**Given instruction**
Reproduce the records below in their entirety, character for character.

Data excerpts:
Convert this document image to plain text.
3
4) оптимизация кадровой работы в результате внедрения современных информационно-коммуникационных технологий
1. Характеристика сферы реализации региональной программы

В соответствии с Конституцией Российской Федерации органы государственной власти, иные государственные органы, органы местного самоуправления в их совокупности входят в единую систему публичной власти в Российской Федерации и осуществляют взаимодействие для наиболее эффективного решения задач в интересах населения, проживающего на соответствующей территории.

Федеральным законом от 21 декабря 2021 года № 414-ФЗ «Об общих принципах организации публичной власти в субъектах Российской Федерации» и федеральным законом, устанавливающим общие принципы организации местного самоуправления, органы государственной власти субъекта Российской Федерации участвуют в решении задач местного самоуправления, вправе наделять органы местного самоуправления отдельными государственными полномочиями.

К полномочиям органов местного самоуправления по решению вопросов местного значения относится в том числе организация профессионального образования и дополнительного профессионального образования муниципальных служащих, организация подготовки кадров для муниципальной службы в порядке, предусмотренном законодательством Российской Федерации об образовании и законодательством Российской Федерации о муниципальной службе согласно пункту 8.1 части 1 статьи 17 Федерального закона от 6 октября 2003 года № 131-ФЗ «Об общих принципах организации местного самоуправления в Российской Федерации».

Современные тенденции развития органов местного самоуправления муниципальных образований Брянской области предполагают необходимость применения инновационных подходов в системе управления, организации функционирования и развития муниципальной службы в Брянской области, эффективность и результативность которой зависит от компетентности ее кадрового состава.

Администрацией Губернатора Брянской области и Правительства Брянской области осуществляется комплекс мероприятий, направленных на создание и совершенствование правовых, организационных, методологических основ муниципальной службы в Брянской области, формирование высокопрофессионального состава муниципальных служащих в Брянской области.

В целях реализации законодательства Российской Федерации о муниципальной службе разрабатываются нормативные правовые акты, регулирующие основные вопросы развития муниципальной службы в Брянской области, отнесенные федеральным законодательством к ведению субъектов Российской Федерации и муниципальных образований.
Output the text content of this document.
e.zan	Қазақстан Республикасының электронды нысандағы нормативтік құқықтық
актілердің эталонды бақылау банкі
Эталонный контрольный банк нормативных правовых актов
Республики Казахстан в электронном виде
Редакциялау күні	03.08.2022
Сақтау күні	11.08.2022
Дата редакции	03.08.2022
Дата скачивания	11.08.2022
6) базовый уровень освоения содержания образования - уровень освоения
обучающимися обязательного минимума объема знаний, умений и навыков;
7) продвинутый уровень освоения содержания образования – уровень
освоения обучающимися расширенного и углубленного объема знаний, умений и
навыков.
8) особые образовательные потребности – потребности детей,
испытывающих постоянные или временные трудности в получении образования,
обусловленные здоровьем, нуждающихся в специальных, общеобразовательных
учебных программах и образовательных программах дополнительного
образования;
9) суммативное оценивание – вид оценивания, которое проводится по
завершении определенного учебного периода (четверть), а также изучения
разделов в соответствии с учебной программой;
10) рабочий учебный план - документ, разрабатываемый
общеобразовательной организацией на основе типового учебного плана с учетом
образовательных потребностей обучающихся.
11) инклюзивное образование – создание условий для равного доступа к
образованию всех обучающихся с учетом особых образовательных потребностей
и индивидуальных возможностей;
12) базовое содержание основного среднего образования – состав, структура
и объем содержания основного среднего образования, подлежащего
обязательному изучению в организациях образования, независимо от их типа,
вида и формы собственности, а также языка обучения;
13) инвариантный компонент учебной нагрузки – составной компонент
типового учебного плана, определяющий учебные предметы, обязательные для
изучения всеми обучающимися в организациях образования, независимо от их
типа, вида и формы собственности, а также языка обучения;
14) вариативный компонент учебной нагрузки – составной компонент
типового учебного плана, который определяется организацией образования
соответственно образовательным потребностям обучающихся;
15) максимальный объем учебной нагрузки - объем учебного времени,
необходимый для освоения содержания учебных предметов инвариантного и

**Problem solution**
Convert this document image to plain text.
3
4) оптимизация кадровой работы в результате внедрения современных информационно-коммуникационных технологий
1. Характеристика сферы реализации региональной программы

В соответствии с Конституцией Российской Федерации органы государственной власти, иные государственные органы, органы местного самоуправления в их совокупности входят в единую систему публичной власти в Российской Федерации и осуществляют взаимодействие для наиболее эффективного решения задач в интересах населения, проживающего на соответствующей территории.

Федеральным законом от 21 декабря 2021 года № 414-ФЗ «Об общих принципах организации публичной власти в субъектах Российской Федерации» и федеральным законом, устанавливающим общие принципы организации местного самоуправления, органы государственной власти субъекта Российской Федерации участвуют в решении задач местного самоуправления, вправе наделять органы местного самоуправления отдельными государственными полномочиями.

К полномочиям органов местного самоуправления по решению вопросов местного значения относится в том числе организация профессионального образования и дополнительного профессионального образования муниципальных служащих, организация подготовки кадров для муниципальной службы в порядке, предусмотренном законодательством Российской Федерации об образовании и законодательством Российской Федерации о муниципальной службе согласно пункту 8.1 части 1 статьи 17 Федерального закона от 6 октября 2003 года № 131-ФЗ «Об общих принципах организации местного самоуправления в Российской Федерации».

Современные тенденции развития органов местного самоуправления муниципальных образований Брянской области предполагают необходимость применения инновационных подходов в системе управления, организации функционирования и развития муниципальной службы в Брянской области, эффективность и результативность которой зависит от компетентности ее кадрового состава.

Администрацией Губернатора Брянской области и Правительства Брянской области осуществляется комплекс мероприятий, направленных на создание и совершенствование правовых, организационных, методологических основ муниципальной службы в Брянской области, формирование высокопрофессионального состава муниципальных служащих в Брянской области.

В целях реализации законодательства Российской Федерации о муниципальной службе разрабатываются нормативные правовые акты, регулирующие основные вопросы развития муниципальной службы в Брянской области, отнесенные федеральным законодательством к ведению субъектов Российской Федерации и муниципальных образований.
Output the text content of this document.
e.zan	Қазақстан Республикасының электронды нысандағы нормативтік құқықтық
актілердің эталонды бақылау банкі
Эталонный контрольный банк нормативных правовых актов
Республики Казахстан в электронном виде
Редакциялау күні	03.08.2022
Сақтау күні	11.08.2022
Дата редакции	03.08.2022
Дата скачивания	11.08.2022
6) базовый уровень освоения содержания образования - уровень освоения
обучающимися обязательного минимума объема знаний, умений и навыков;
7) продвинутый уровень освоения содержания образования – уровень
освоения обучающимися расширенного и углубленного объема знаний, умений и
навыков.
8) особые образовательные потребности – потребности детей,
испытывающих постоянные или временные трудности в получении образования,
обусловленные здоровьем, нуждающихся в специальных, общеобразовательных
учебных программах и образовательных программах дополнительного
образования;
9) суммативное оценивание – вид оценивания, которое проводится по
завершении определенного учебного периода (четверть), а также изучения
разделов в соответствии с учебной программой;
10) рабочий учебный план - документ, разрабатываемый
общеобразовательной организацией на основе типового учебного плана с учетом
образовательных потребностей обучающихся.
11) инклюзивное образование – создание условий для равного доступа к
образованию всех обучающихся с учетом особых образовательных потребностей
и индивидуальных возможностей;
12) базовое содержание основного среднего образования – состав, структура
и объем содержания основного среднего образования, подлежащего
обязательному изучению в организациях образования, независимо от их типа,
вида и формы собственности, а также языка обучения;
13) инвариантный компонент учебной нагрузки – составной компонент
типового учебного плана, определяющий учебные предметы, обязательные для
изучения всеми обучающимися в организациях образования, независимо от их
типа, вида и формы собственности, а также языка обучения;
14) вариативный компонент учебной нагрузки – составной компонент
типового учебного плана, который определяется организацией образования
соответственно образовательным потребностям обучающихся;
15) максимальный объем учебной нагрузки - объем учебного времени,
необходимый для освоения содержания учебных предметов инвариантного и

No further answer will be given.